● WRITTEN REQUEST: Track down each line that has the word "Homme" and copy it.
_ _ _
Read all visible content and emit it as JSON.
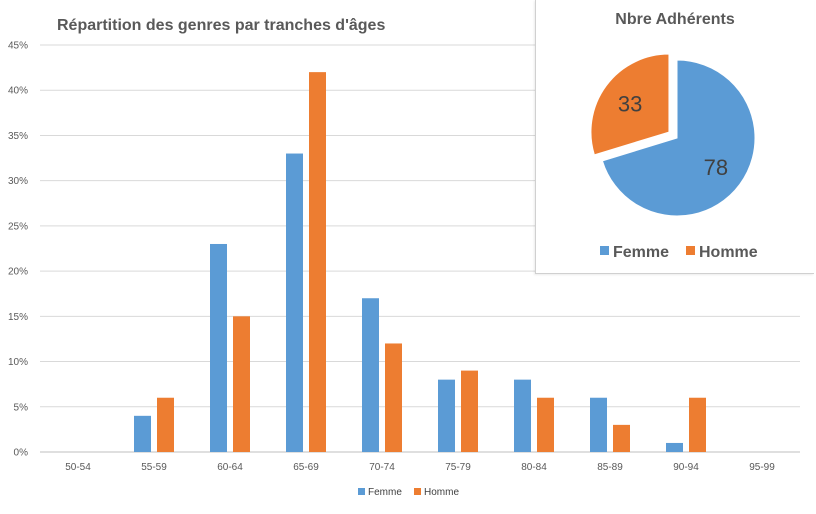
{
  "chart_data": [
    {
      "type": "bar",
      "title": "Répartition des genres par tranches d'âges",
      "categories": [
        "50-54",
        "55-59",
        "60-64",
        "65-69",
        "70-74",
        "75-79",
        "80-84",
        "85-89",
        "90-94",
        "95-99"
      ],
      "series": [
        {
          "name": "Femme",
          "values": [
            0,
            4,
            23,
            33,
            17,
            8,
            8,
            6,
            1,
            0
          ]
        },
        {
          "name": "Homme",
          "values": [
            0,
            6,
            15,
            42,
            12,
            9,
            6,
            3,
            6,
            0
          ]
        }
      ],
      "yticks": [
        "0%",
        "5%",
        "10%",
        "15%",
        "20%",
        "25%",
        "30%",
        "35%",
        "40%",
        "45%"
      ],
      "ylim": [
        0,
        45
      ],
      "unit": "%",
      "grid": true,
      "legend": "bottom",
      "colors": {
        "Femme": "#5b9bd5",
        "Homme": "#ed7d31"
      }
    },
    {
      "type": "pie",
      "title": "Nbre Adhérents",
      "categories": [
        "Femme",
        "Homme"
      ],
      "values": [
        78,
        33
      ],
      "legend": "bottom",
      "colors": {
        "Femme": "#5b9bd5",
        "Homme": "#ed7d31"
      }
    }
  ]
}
_ _ _
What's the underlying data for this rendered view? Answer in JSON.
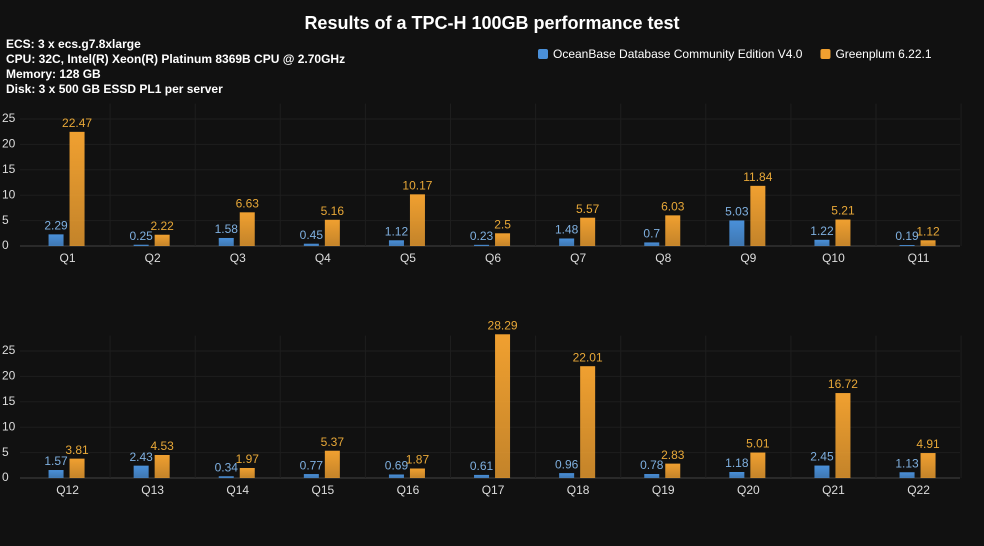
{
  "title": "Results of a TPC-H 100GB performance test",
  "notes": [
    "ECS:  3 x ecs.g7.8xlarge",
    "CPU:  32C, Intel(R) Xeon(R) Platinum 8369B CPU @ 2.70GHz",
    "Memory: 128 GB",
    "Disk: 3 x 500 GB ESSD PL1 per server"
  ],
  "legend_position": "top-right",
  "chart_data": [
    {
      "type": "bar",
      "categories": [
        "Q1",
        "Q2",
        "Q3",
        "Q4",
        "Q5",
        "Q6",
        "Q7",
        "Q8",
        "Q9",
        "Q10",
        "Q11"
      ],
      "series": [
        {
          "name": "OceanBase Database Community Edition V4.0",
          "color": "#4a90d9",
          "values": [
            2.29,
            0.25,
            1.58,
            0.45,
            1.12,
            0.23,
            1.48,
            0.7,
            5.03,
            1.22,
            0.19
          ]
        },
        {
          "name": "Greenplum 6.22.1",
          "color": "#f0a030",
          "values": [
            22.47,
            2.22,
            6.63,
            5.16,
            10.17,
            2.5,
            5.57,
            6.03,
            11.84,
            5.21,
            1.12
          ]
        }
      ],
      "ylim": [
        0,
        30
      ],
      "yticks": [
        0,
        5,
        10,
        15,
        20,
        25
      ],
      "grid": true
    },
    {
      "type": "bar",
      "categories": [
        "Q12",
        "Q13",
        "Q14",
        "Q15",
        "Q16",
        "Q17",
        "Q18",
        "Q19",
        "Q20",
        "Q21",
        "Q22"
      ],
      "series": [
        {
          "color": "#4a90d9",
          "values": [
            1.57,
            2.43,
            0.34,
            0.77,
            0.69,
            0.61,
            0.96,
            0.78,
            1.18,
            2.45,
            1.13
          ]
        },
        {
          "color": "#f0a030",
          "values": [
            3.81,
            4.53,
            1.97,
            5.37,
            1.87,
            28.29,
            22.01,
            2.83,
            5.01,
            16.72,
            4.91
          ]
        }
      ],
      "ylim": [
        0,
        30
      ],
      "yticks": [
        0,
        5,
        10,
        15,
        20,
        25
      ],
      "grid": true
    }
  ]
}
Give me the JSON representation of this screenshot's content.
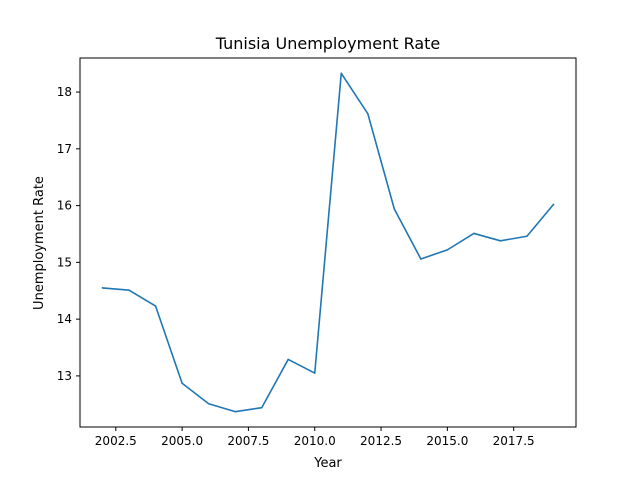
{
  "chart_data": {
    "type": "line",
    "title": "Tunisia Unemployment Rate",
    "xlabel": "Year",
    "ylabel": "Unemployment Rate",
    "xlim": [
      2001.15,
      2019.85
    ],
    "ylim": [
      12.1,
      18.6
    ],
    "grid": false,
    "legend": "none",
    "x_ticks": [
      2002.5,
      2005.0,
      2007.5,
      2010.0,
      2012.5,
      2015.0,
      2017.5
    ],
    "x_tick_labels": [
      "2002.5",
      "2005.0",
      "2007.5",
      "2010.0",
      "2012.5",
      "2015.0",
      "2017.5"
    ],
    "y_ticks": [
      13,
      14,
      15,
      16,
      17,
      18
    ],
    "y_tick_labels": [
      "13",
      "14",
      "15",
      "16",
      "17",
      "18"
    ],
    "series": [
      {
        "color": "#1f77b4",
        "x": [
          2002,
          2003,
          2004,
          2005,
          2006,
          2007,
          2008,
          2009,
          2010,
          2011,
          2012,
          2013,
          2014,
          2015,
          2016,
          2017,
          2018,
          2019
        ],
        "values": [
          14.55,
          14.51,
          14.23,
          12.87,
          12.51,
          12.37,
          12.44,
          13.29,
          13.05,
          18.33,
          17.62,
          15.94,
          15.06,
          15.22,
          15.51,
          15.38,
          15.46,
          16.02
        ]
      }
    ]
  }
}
_ _ _
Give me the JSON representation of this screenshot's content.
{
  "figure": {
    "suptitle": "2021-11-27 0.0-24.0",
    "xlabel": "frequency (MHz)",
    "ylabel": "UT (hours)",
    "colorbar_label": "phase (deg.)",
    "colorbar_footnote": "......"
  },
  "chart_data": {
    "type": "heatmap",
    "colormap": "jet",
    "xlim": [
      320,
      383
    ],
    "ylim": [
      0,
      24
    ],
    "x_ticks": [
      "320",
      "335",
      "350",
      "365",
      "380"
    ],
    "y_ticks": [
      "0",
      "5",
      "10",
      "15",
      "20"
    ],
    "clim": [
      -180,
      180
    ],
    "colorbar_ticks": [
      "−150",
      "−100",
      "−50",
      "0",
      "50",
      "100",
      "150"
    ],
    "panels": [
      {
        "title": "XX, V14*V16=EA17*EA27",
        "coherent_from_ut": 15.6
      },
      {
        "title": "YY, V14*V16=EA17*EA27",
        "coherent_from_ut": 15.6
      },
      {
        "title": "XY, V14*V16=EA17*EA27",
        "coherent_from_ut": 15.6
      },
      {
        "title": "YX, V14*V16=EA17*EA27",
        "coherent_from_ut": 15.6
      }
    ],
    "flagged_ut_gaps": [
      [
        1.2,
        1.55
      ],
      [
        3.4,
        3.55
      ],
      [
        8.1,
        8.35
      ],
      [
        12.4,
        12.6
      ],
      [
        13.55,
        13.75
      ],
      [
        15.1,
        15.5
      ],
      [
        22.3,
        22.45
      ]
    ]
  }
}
_ _ _
● CORRECT RESULT:
          "name": "Homme",
        "Homme": "#ed7d31"
        "Homme"
        "Homme": "#ed7d31"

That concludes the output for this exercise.